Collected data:
________
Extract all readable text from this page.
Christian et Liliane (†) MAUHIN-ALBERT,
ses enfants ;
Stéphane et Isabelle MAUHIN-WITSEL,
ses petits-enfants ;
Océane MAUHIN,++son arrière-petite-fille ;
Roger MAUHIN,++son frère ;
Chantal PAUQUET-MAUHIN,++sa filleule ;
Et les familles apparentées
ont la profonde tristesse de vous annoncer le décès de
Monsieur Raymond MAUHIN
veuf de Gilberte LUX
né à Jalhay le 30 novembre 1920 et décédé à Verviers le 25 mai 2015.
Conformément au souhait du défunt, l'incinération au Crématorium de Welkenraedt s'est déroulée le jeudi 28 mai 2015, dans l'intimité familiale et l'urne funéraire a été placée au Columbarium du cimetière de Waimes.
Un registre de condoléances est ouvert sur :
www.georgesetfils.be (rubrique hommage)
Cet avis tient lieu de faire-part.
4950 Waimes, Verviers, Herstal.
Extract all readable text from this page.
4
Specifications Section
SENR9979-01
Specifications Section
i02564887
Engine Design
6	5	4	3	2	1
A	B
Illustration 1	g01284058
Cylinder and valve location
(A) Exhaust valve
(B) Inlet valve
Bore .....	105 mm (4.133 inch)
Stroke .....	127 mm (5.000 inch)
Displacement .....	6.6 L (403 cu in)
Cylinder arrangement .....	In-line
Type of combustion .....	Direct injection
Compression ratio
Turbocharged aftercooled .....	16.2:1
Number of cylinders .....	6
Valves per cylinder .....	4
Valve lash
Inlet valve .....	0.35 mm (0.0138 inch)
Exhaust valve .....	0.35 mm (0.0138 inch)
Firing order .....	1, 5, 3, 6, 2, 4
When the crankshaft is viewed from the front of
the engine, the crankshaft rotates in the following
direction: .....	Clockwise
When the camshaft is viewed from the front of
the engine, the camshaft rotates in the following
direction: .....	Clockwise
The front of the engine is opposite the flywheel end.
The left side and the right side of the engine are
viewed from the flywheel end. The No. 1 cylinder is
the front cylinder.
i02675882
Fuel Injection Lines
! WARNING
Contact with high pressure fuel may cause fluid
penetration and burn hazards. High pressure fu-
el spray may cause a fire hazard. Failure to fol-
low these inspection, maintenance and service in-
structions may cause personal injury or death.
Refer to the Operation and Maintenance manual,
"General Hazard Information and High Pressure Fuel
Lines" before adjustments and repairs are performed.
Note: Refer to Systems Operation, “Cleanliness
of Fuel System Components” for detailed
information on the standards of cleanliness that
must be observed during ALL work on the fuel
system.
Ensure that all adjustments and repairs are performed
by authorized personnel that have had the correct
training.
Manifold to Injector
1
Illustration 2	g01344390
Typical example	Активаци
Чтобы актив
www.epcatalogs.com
________
Please restate the records in full, word for word.

__THE RESULT__:
Extract all readable text from this page.
Christian et Liliane (†) MAUHIN-ALBERT,
ses enfants ;
Stéphane et Isabelle MAUHIN-WITSEL,
ses petits-enfants ;
Océane MAUHIN,++son arrière-petite-fille ;
Roger MAUHIN,++son frère ;
Chantal PAUQUET-MAUHIN,++sa filleule ;
Et les familles apparentées
ont la profonde tristesse de vous annoncer le décès de
Monsieur Raymond MAUHIN
veuf de Gilberte LUX
né à Jalhay le 30 novembre 1920 et décédé à Verviers le 25 mai 2015.
Conformément au souhait du défunt, l'incinération au Crématorium de Welkenraedt s'est déroulée le jeudi 28 mai 2015, dans l'intimité familiale et l'urne funéraire a été placée au Columbarium du cimetière de Waimes.
Un registre de condoléances est ouvert sur :
www.georgesetfils.be (rubrique hommage)
Cet avis tient lieu de faire-part.
4950 Waimes, Verviers, Herstal.
Extract all readable text from this page.
4
Specifications Section
SENR9979-01
Specifications Section
i02564887
Engine Design
6	5	4	3	2	1
A	B
Illustration 1	g01284058
Cylinder and valve location
(A) Exhaust valve
(B) Inlet valve
Bore .....	105 mm (4.133 inch)
Stroke .....	127 mm (5.000 inch)
Displacement .....	6.6 L (403 cu in)
Cylinder arrangement .....	In-line
Type of combustion .....	Direct injection
Compression ratio
Turbocharged aftercooled .....	16.2:1
Number of cylinders .....	6
Valves per cylinder .....	4
Valve lash
Inlet valve .....	0.35 mm (0.0138 inch)
Exhaust valve .....	0.35 mm (0.0138 inch)
Firing order .....	1, 5, 3, 6, 2, 4
When the crankshaft is viewed from the front of
the engine, the crankshaft rotates in the following
direction: .....	Clockwise
When the camshaft is viewed from the front of
the engine, the camshaft rotates in the following
direction: .....	Clockwise
The front of the engine is opposite the flywheel end.
The left side and the right side of the engine are
viewed from the flywheel end. The No. 1 cylinder is
the front cylinder.
i02675882
Fuel Injection Lines
! WARNING
Contact with high pressure fuel may cause fluid
penetration and burn hazards. High pressure fu-
el spray may cause a fire hazard. Failure to fol-
low these inspection, maintenance and service in-
structions may cause personal injury or death.
Refer to the Operation and Maintenance manual,
"General Hazard Information and High Pressure Fuel
Lines" before adjustments and repairs are performed.
Note: Refer to Systems Operation, “Cleanliness
of Fuel System Components” for detailed
information on the standards of cleanliness that
must be observed during ALL work on the fuel
system.
Ensure that all adjustments and repairs are performed
by authorized personnel that have had the correct
training.
Manifold to Injector
1
Illustration 2	g01344390
Typical example	Активаци
Чтобы актив
www.epcatalogs.com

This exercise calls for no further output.